- [Required actions]
A - In the moose essay below, what were Thoreau's dying words?
B - Continue the moose essay below from the end of its last sentence.

- [Selected text]
Moose Tales (part 1)

A moose of the Calais Riverwalk

The moose in the above photo is, according to the caption, going for a stroll on Calais’ waterfront walkway. As one who often jogs on the walkway, I confess I have never encountered this or any other moose on the walkway, but it is likely a moose would from time to time seek the refreshing water of the St. Croix. Certainly, deer find their way to the river in droves these days, often blocking Union Street as they pass.

The moose is a magnificent animal, statuesque and, in the opinion of many, even endowed with a certain nobility. The largest land mammal in North America and Europe in stature if not weight (the bison and brown bear weigh more) the moose has come to define the State of Maine in the mind’s eye of both locals and those “from away”. Only the lobster can provide competition for the moose, perhaps because it can be made palatable by dipping it in butter, but lobsters are ugly creatures, swimming listlessly in tanks in every grocery store in the state while awaiting their fate in boiling water.  This may be the reason it is the moose and not the lobster which adorns our state flag.

Not usually inclined to consort with humans, the moose is a solitary and elusive animal which lives primarily in the deep woods. Contact with a moose in the wild is a rare event. I sometimes stop at the Whale’s Back turnout when driving the airline to admire the view over Union River. Some years ago, I fell into conversation with a couple I found staring intently and with purpose into the distance. When asked what they were looking for, they answered, “a moose” and confessed they had never seen one and had heard this was a good place to see a moose. They were in their late 60’s and I assumed they were from away, but they had, in fact, lived their entire lives in Jonesboro.  

Henry David Thoreau the renowned naturalist and recluse rarely ventured from his hideaway on Walden Pond. The only exceptions were several trips to the wilds of Maine on which Thoreau based his classics “The Maine Woods.” For Thoreau the Maine woods were symbolized by Indians, pine trees and the moose. He felt the killing of “these big, gentle, myopic creatures” is more “like going out by night to some woodside pasture and shooting your neighbor’s horses.” He did accept it was necessary for the Indians to kill moose to survive but only grudgingly. His dying words were “Now comes the good sailing” followed by “Indian” and “Moose”.  

Knowlton in the first history of the St. Croix Valley in 1876 describes the valley before the coming of the Europeans:

 A hundred years ago, and during scores of previous centuries, all the territory in and around Calais and St. Stephen was a sombre wilderness. The lakes slept in their earthen beds, and the wide-awake rivers hurried along their winding paths, as they do now; but all the hills and valleys were completely covered and rounded into beauty by a dense forest. Pine, Spruce, Fir, Cedar, Hemlock, Oak, Ash, Beech, Birch, Maple, Poplar and Elm trees, many of them very large and tall, grew luxuriantly where are now our meadows, streets and gardens. Here and there in sunny openings, the Blueberry, Whortleberry, Raspberry and Gooseberry, ripened their delicious fruits. The Moose and Deer, the Bear and Caribou, the Wolf and Fox, the Loup-cervier and Catamount, the Rabbit and Squirrel, roamed through the pathless woods, unmolested and happy. The Beaver, Otter, Mink and Muskrat, on the banks of every lake and river, built their homes and reared their offspring, in peace. Geese, ducks, partridges, pigeons and hosts of smaller birds winged the air and made the Summer joyful with their melody, in countless numbers, Salmon, Shad and Alewives sported in the water.

- [Data supplied]
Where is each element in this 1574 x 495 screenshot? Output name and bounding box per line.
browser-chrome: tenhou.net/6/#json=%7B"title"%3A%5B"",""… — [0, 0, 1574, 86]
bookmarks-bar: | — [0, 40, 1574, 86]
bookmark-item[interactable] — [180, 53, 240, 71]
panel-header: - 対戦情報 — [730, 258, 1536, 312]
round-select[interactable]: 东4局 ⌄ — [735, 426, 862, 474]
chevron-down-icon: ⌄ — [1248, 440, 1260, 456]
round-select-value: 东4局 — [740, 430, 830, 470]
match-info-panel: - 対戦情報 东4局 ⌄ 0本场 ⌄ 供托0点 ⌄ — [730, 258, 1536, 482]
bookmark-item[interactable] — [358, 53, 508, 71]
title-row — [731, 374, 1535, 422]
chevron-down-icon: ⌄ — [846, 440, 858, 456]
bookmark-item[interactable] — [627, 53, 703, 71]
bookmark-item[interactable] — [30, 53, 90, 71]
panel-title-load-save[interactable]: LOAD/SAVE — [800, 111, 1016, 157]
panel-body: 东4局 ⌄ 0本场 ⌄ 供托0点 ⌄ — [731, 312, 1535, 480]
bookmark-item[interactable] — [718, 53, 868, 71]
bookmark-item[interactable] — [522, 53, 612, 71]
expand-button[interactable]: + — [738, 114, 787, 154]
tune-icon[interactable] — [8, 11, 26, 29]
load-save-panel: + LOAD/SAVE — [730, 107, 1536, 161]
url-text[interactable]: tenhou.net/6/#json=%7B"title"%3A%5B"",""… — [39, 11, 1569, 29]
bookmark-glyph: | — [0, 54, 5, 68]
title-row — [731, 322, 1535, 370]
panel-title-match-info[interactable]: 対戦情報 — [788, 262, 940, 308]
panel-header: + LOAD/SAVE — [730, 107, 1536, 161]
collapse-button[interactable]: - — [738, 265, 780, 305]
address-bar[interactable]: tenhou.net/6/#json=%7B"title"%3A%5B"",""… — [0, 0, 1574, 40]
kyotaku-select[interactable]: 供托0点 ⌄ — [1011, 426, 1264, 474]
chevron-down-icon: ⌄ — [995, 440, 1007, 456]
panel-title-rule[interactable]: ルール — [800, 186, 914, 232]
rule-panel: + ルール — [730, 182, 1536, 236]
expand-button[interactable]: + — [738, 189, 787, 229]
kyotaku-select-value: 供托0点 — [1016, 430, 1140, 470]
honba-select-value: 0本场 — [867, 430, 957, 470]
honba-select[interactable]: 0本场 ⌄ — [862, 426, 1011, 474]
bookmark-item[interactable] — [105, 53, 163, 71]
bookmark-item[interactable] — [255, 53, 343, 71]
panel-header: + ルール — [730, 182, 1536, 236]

- [Results of the tasks]
A - "Now comes the good sailing," followed by "Indian" and "Moose."

B -
We know, of course, that the moose did not come to North America on the Mayflower. To the contrary, moose had roamed the Northeast for thousands of years before the arrival of the white man and had been an important staple in the diet of Native Americans for thousands of years. The moose hunt in the winter when the ungainly animal’s long legs sank further in the snow than their snowshoed pursuers was a primary source of sustenance for Native Americans. Lacking firearms, they sometimes hunted moose with a moose lance- a long-pointed bone lashed to a long shaft.  When there was no snow small groups of Wabanaki men would follow the track of a moose sometimes for days until the moose was within range of their bows. Volley after volley would be launched, sometimes over several days, until the moose finally succumbed. In Micmac culture a boy was deemed a man after he had killed his first moose.

The Micmacs found a use for every part of the moose

 A successful winter hunt not only for moose but caribou and deer was critical to the tribe. Without the sustenance provided by these animals during winter starvation decimated the tribe. This was the case during the bitter winter of 1604-1605 when Demonts and Champlain wintered on St. Croix Island and nearly half the French settlers succumbed  to scurvy and starvation. The tribes on the shore suffered proportionally and could do nothing to help the Frenchmen because they could not feed themselves.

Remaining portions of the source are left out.